▶ Problem details
Repeat the material exactly, leaving nothing out.

[Figure contents as structured data]
** Begin **
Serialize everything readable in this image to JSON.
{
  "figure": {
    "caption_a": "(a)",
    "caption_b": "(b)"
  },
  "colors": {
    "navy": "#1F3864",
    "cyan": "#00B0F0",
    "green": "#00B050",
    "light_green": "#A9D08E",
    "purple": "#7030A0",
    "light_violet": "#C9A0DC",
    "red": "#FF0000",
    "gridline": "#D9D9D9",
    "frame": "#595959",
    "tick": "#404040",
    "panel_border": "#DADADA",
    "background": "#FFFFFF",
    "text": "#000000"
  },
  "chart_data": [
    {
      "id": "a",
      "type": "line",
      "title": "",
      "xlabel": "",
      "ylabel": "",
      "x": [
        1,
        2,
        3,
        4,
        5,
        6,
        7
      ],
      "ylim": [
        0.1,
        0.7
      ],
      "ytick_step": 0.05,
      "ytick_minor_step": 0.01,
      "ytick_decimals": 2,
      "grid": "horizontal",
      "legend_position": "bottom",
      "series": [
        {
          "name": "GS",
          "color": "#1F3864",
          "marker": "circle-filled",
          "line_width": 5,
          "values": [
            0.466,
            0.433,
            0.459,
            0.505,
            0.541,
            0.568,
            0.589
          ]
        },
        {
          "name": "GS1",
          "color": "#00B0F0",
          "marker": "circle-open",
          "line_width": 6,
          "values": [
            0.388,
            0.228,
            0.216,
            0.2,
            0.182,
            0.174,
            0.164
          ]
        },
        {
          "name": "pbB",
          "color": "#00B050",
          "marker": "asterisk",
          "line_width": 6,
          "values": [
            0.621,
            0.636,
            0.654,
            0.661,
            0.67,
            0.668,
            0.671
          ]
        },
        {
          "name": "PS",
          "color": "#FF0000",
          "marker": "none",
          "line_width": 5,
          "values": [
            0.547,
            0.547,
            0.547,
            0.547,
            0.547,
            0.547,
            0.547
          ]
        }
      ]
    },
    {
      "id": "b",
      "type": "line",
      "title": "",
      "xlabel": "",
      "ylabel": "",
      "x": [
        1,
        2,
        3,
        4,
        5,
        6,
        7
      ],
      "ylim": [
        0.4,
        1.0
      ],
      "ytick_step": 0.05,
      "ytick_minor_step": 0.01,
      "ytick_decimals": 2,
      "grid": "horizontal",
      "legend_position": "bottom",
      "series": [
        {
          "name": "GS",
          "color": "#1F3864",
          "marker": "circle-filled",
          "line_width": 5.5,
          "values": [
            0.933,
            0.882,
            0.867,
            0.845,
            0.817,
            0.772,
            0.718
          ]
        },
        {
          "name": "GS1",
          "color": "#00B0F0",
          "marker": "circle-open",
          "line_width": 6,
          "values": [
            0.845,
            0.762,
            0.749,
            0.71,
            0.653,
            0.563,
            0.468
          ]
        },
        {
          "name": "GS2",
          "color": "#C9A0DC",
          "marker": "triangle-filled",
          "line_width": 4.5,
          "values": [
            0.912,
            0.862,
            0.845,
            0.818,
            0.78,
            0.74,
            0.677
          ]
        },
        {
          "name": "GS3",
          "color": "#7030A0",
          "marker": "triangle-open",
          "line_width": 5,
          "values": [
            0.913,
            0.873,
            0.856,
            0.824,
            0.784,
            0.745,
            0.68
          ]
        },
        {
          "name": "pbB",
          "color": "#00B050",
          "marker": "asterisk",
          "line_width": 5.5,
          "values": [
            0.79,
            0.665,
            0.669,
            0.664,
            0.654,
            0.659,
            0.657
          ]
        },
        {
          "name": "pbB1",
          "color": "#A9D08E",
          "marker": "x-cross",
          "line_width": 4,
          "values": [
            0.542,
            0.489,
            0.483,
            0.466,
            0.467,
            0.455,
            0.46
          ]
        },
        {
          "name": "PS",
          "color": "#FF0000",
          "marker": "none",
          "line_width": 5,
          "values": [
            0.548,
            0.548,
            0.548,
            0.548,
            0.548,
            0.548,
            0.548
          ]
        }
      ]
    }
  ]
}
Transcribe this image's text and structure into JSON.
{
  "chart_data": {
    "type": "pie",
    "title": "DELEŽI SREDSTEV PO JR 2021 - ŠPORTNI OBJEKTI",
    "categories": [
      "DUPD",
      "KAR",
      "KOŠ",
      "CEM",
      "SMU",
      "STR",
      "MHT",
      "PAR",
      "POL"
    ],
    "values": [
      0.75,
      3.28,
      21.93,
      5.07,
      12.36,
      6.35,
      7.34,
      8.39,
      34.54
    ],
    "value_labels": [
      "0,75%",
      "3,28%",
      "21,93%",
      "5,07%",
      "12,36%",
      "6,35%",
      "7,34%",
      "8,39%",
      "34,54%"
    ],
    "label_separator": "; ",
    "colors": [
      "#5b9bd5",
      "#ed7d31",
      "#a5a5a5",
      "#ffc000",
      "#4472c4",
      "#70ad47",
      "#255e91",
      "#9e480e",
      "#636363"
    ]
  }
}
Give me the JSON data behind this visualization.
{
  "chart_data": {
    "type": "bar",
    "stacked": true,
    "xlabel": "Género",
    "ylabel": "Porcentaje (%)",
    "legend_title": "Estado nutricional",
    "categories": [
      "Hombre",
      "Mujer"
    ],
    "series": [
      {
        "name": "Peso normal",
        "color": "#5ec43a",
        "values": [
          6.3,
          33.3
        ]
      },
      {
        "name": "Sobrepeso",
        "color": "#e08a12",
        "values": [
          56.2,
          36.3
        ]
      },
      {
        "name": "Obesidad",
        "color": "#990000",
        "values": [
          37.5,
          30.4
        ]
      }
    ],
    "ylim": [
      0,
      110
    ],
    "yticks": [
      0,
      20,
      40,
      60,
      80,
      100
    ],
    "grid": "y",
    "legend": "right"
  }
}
** End **
▶ Expected output
Serialize everything readable in this image to JSON.
{
  "figure": {
    "caption_a": "(a)",
    "caption_b": "(b)"
  },
  "colors": {
    "navy": "#1F3864",
    "cyan": "#00B0F0",
    "green": "#00B050",
    "light_green": "#A9D08E",
    "purple": "#7030A0",
    "light_violet": "#C9A0DC",
    "red": "#FF0000",
    "gridline": "#D9D9D9",
    "frame": "#595959",
    "tick": "#404040",
    "panel_border": "#DADADA",
    "background": "#FFFFFF",
    "text": "#000000"
  },
  "chart_data": [
    {
      "id": "a",
      "type": "line",
      "title": "",
      "xlabel": "",
      "ylabel": "",
      "x": [
        1,
        2,
        3,
        4,
        5,
        6,
        7
      ],
      "ylim": [
        0.1,
        0.7
      ],
      "ytick_step": 0.05,
      "ytick_minor_step": 0.01,
      "ytick_decimals": 2,
      "grid": "horizontal",
      "legend_position": "bottom",
      "series": [
        {
          "name": "GS",
          "color": "#1F3864",
          "marker": "circle-filled",
          "line_width": 5,
          "values": [
            0.466,
            0.433,
            0.459,
            0.505,
            0.541,
            0.568,
            0.589
          ]
        },
        {
          "name": "GS1",
          "color": "#00B0F0",
          "marker": "circle-open",
          "line_width": 6,
          "values": [
            0.388,
            0.228,
            0.216,
            0.2,
            0.182,
            0.174,
            0.164
          ]
        },
        {
          "name": "pbB",
          "color": "#00B050",
          "marker": "asterisk",
          "line_width": 6,
          "values": [
            0.621,
            0.636,
            0.654,
            0.661,
            0.67,
            0.668,
            0.671
          ]
        },
        {
          "name": "PS",
          "color": "#FF0000",
          "marker": "none",
          "line_width": 5,
          "values": [
            0.547,
            0.547,
            0.547,
            0.547,
            0.547,
            0.547,
            0.547
          ]
        }
      ]
    },
    {
      "id": "b",
      "type": "line",
      "title": "",
      "xlabel": "",
      "ylabel": "",
      "x": [
        1,
        2,
        3,
        4,
        5,
        6,
        7
      ],
      "ylim": [
        0.4,
        1.0
      ],
      "ytick_step": 0.05,
      "ytick_minor_step": 0.01,
      "ytick_decimals": 2,
      "grid": "horizontal",
      "legend_position": "bottom",
      "series": [
        {
          "name": "GS",
          "color": "#1F3864",
          "marker": "circle-filled",
          "line_width": 5.5,
          "values": [
            0.933,
            0.882,
            0.867,
            0.845,
            0.817,
            0.772,
            0.718
          ]
        },
        {
          "name": "GS1",
          "color": "#00B0F0",
          "marker": "circle-open",
          "line_width": 6,
          "values": [
            0.845,
            0.762,
            0.749,
            0.71,
            0.653,
            0.563,
            0.468
          ]
        },
        {
          "name": "GS2",
          "color": "#C9A0DC",
          "marker": "triangle-filled",
          "line_width": 4.5,
          "values": [
            0.912,
            0.862,
            0.845,
            0.818,
            0.78,
            0.74,
            0.677
          ]
        },
        {
          "name": "GS3",
          "color": "#7030A0",
          "marker": "triangle-open",
          "line_width": 5,
          "values": [
            0.913,
            0.873,
            0.856,
            0.824,
            0.784,
            0.745,
            0.68
          ]
        },
        {
          "name": "pbB",
          "color": "#00B050",
          "marker": "asterisk",
          "line_width": 5.5,
          "values": [
            0.79,
            0.665,
            0.669,
            0.664,
            0.654,
            0.659,
            0.657
          ]
        },
        {
          "name": "pbB1",
          "color": "#A9D08E",
          "marker": "x-cross",
          "line_width": 4,
          "values": [
            0.542,
            0.489,
            0.483,
            0.466,
            0.467,
            0.455,
            0.46
          ]
        },
        {
          "name": "PS",
          "color": "#FF0000",
          "marker": "none",
          "line_width": 5,
          "values": [
            0.548,
            0.548,
            0.548,
            0.548,
            0.548,
            0.548,
            0.548
          ]
        }
      ]
    }
  ]
}
Transcribe this image's text and structure into JSON.
{
  "chart_data": {
    "type": "pie",
    "title": "DELEŽI SREDSTEV PO JR 2021 - ŠPORTNI OBJEKTI",
    "categories": [
      "DUPD",
      "KAR",
      "KOŠ",
      "CEM",
      "SMU",
      "STR",
      "MHT",
      "PAR",
      "POL"
    ],
    "values": [
      0.75,
      3.28,
      21.93,
      5.07,
      12.36,
      6.35,
      7.34,
      8.39,
      34.54
    ],
    "value_labels": [
      "0,75%",
      "3,28%",
      "21,93%",
      "5,07%",
      "12,36%",
      "6,35%",
      "7,34%",
      "8,39%",
      "34,54%"
    ],
    "label_separator": "; ",
    "colors": [
      "#5b9bd5",
      "#ed7d31",
      "#a5a5a5",
      "#ffc000",
      "#4472c4",
      "#70ad47",
      "#255e91",
      "#9e480e",
      "#636363"
    ]
  }
}
Give me the JSON data behind this visualization.
{
  "chart_data": {
    "type": "bar",
    "stacked": true,
    "xlabel": "Género",
    "ylabel": "Porcentaje (%)",
    "legend_title": "Estado nutricional",
    "categories": [
      "Hombre",
      "Mujer"
    ],
    "series": [
      {
        "name": "Peso normal",
        "color": "#5ec43a",
        "values": [
          6.3,
          33.3
        ]
      },
      {
        "name": "Sobrepeso",
        "color": "#e08a12",
        "values": [
          56.2,
          36.3
        ]
      },
      {
        "name": "Obesidad",
        "color": "#990000",
        "values": [
          37.5,
          30.4
        ]
      }
    ],
    "ylim": [
      0,
      110
    ],
    "yticks": [
      0,
      20,
      40,
      60,
      80,
      100
    ],
    "grid": "y",
    "legend": "right"
  }
}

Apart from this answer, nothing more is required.